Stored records
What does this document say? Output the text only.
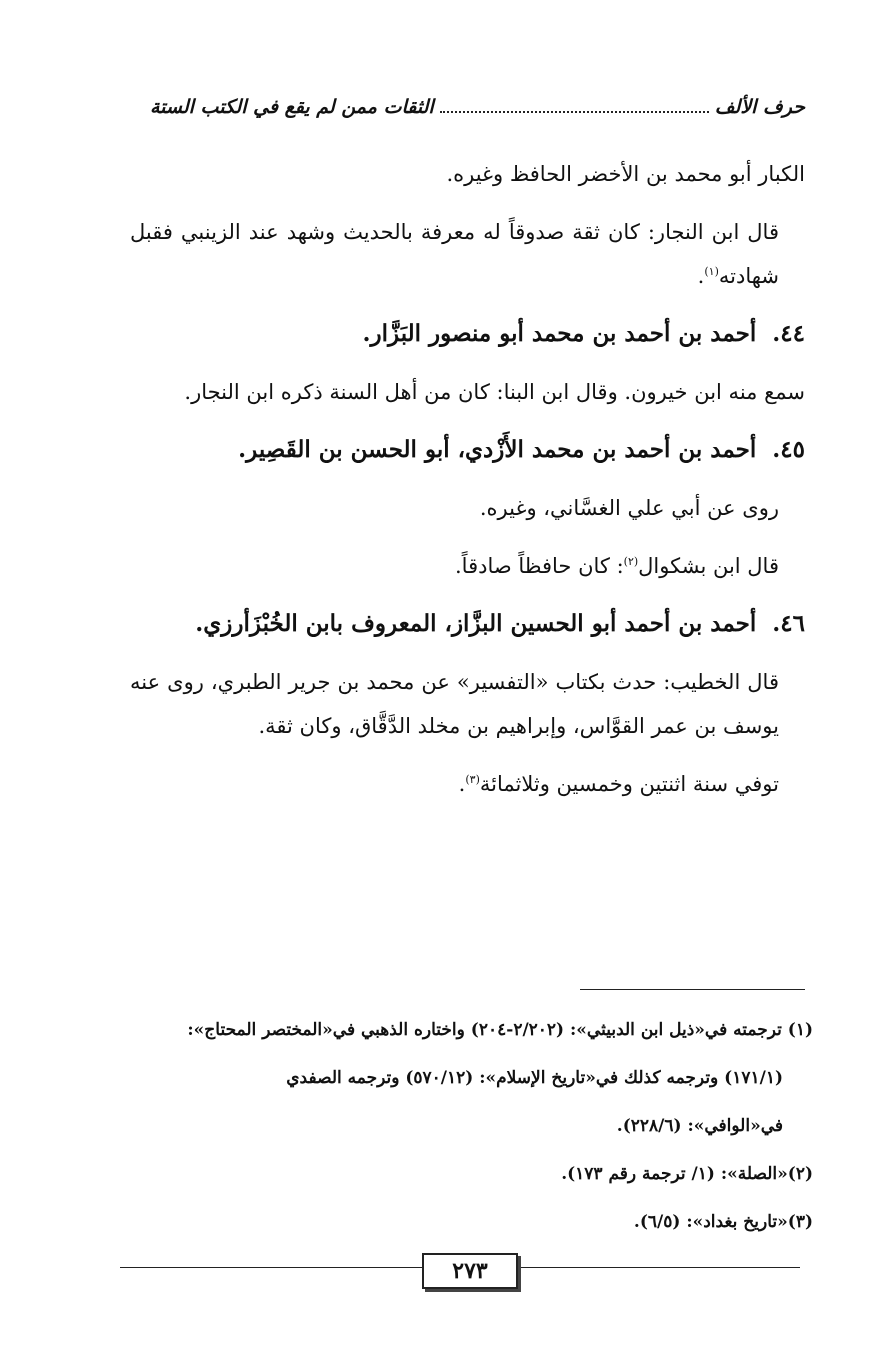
حرف الألف
الثقات ممن لم يقع في الكتب الستة

الكبار أبو محمد بن الأخضر الحافظ وغيره.

قال ابن النجار: كان ثقة صدوقاً له معرفة بالحديث وشهد عند الزينبي فقبل شهادته$^{(١)}$.

٤٤.
أحمد بن أحمد بن محمد أبو منصور البَزَّار.

سمع منه ابن خيرون. وقال ابن البنا: كان من أهل السنة ذكره ابن النجار.

٤٥.
أحمد بن أحمد بن محمد الأَزْدي، أبو الحسن بن القَصِير.

روى عن أبي علي الغسَّاني، وغيره.

قال ابن بشكوال$^{(٢)}$: كان حافظاً صادقاً.

٤٦.
أحمد بن أحمد أبو الحسين البزَّاز، المعروف بابن الخُبْزَأرزي.

قال الخطيب: حدث بكتاب «التفسير» عن محمد بن جرير الطبري، روى عنه يوسف بن عمر القوَّاس، وإبراهيم بن مخلد الدَّقَّاق، وكان ثقة.

توفي سنة اثنتين وخمسين وثلاثمائة$^{(٣)}$.

(١) ترجمته في«ذيل ابن الدبيثي»: (٢/٢٠٢-٢٠٤) واختاره الذهبي في«المختصر المحتاج»:

(١٧١/١) وترجمه كذلك في«تاريخ الإسلام»: (٥٧٠/١٢) وترجمه الصفدي

في«الوافي»: (٢٢٨/٦).

(٢)«الصلة»: (١/ ترجمة رقم ١٧٣).

(٣)«تاريخ بغداد»: (٦/٥).

٢٧٣
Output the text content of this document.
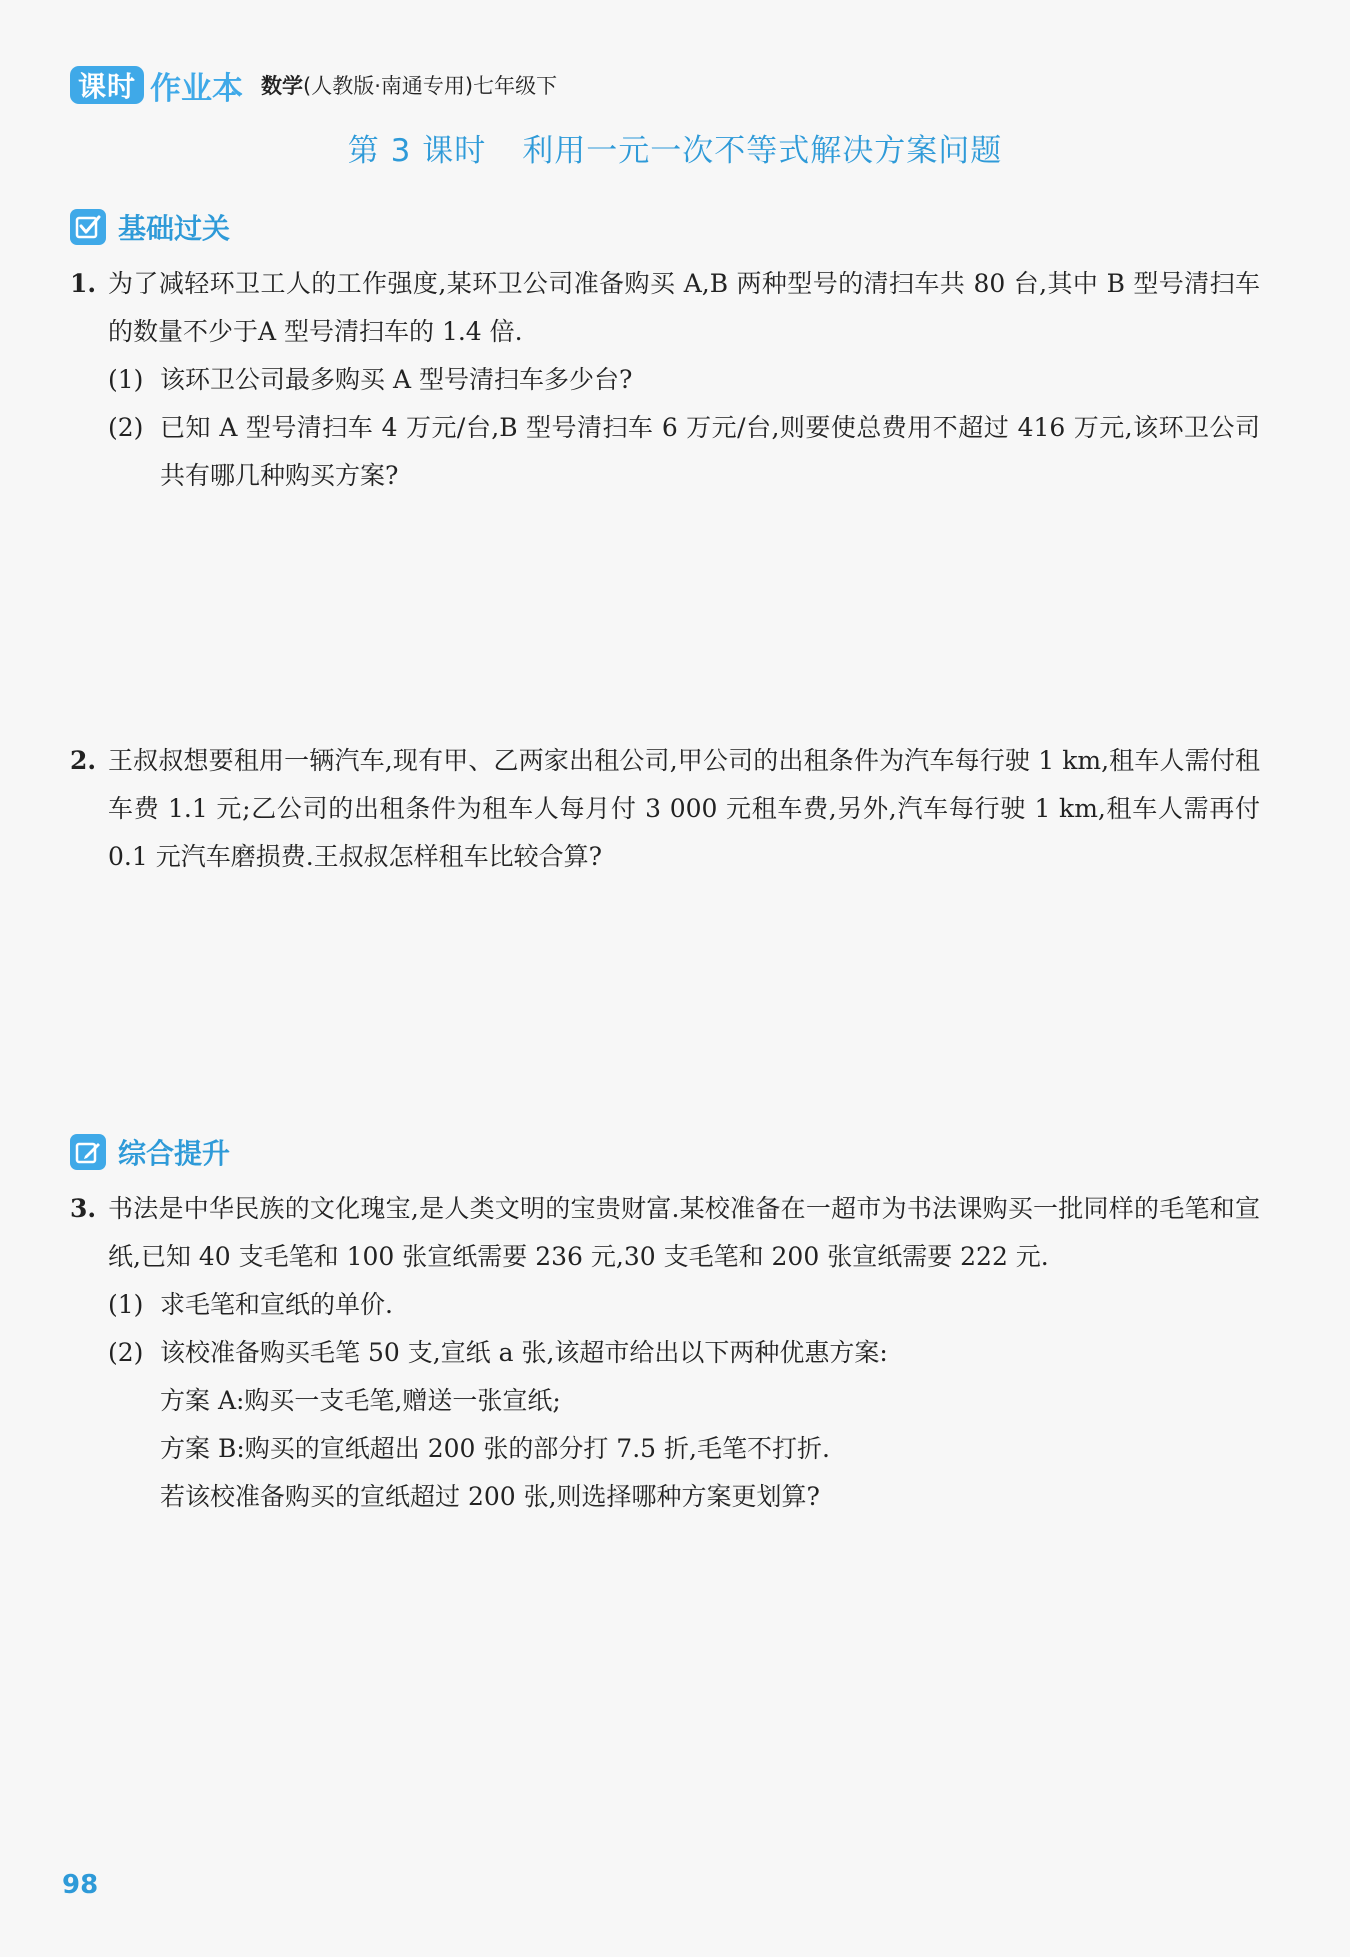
课时 作业本 数学(人教版·南通专用)七年级下
第 3 课时 利用一元一次不等式解决方案问题
基础过关
1. 为了减轻环卫工人的工作强度,某环卫公司准备购买 A,B 两种型号的清扫车共 80 台,其中 B 型号清扫车的数量不少于A 型号清扫车的 1.4 倍.
(1) 该环卫公司最多购买 A 型号清扫车多少台?
(2) 已知 A 型号清扫车 4 万元/台,B 型号清扫车 6 万元/台,则要使总费用不超过 416 万元,该环卫公司共有哪几种购买方案?
2. 王叔叔想要租用一辆汽车,现有甲、乙两家出租公司,甲公司的出租条件为汽车每行驶 1 km,租车人需付租车费 1.1 元;乙公司的出租条件为租车人每月付 3 000 元租车费,另外,汽车每行驶 1 km,租车人需再付 0.1 元汽车磨损费.王叔叔怎样租车比较合算?
综合提升
3. 书法是中华民族的文化瑰宝,是人类文明的宝贵财富.某校准备在一超市为书法课购买一批同样的毛笔和宣纸,已知 40 支毛笔和 100 张宣纸需要 236 元,30 支毛笔和 200 张宣纸需要 222 元.
(1) 求毛笔和宣纸的单价.
(2) 该校准备购买毛笔 50 支,宣纸 a 张,该超市给出以下两种优惠方案:
方案 A:购买一支毛笔,赠送一张宣纸;
方案 B:购买的宣纸超出 200 张的部分打 7.5 折,毛笔不打折.
若该校准备购买的宣纸超过 200 张,则选择哪种方案更划算?
98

§ Directions: Write out all the entries word for word, but skip any images.

§ Written answer:
What does this document say? Output the text only.
حرف الألف
الثقات ممن لم يقع في الكتب الستة

الكبار أبو محمد بن الأخضر الحافظ وغيره.

قال ابن النجار: كان ثقة صدوقاً له معرفة بالحديث وشهد عند الزينبي فقبل شهادته$^{(١)}$.

٤٤.
أحمد بن أحمد بن محمد أبو منصور البَزَّار.

سمع منه ابن خيرون. وقال ابن البنا: كان من أهل السنة ذكره ابن النجار.

٤٥.
أحمد بن أحمد بن محمد الأَزْدي، أبو الحسن بن القَصِير.

روى عن أبي علي الغسَّاني، وغيره.

قال ابن بشكوال$^{(٢)}$: كان حافظاً صادقاً.

٤٦.
أحمد بن أحمد أبو الحسين البزَّاز، المعروف بابن الخُبْزَأرزي.

قال الخطيب: حدث بكتاب «التفسير» عن محمد بن جرير الطبري، روى عنه يوسف بن عمر القوَّاس، وإبراهيم بن مخلد الدَّقَّاق، وكان ثقة.

توفي سنة اثنتين وخمسين وثلاثمائة$^{(٣)}$.

(١) ترجمته في«ذيل ابن الدبيثي»: (٢/٢٠٢-٢٠٤) واختاره الذهبي في«المختصر المحتاج»:

(١٧١/١) وترجمه كذلك في«تاريخ الإسلام»: (٥٧٠/١٢) وترجمه الصفدي

في«الوافي»: (٢٢٨/٦).

(٢)«الصلة»: (١/ ترجمة رقم ١٧٣).

(٣)«تاريخ بغداد»: (٦/٥).

٢٧٣
Output the text content of this document.
课时 作业本 数学(人教版·南通专用)七年级下
第 3 课时 利用一元一次不等式解决方案问题
基础过关
1. 为了减轻环卫工人的工作强度,某环卫公司准备购买 A,B 两种型号的清扫车共 80 台,其中 B 型号清扫车的数量不少于A 型号清扫车的 1.4 倍.
(1) 该环卫公司最多购买 A 型号清扫车多少台?
(2) 已知 A 型号清扫车 4 万元/台,B 型号清扫车 6 万元/台,则要使总费用不超过 416 万元,该环卫公司共有哪几种购买方案?
2. 王叔叔想要租用一辆汽车,现有甲、乙两家出租公司,甲公司的出租条件为汽车每行驶 1 km,租车人需付租车费 1.1 元;乙公司的出租条件为租车人每月付 3 000 元租车费,另外,汽车每行驶 1 km,租车人需再付 0.1 元汽车磨损费.王叔叔怎样租车比较合算?
综合提升
3. 书法是中华民族的文化瑰宝,是人类文明的宝贵财富.某校准备在一超市为书法课购买一批同样的毛笔和宣纸,已知 40 支毛笔和 100 张宣纸需要 236 元,30 支毛笔和 200 张宣纸需要 222 元.
(1) 求毛笔和宣纸的单价.
(2) 该校准备购买毛笔 50 支,宣纸 a 张,该超市给出以下两种优惠方案:
方案 A:购买一支毛笔,赠送一张宣纸;
方案 B:购买的宣纸超出 200 张的部分打 7.5 折,毛笔不打折.
若该校准备购买的宣纸超过 200 张,则选择哪种方案更划算?
98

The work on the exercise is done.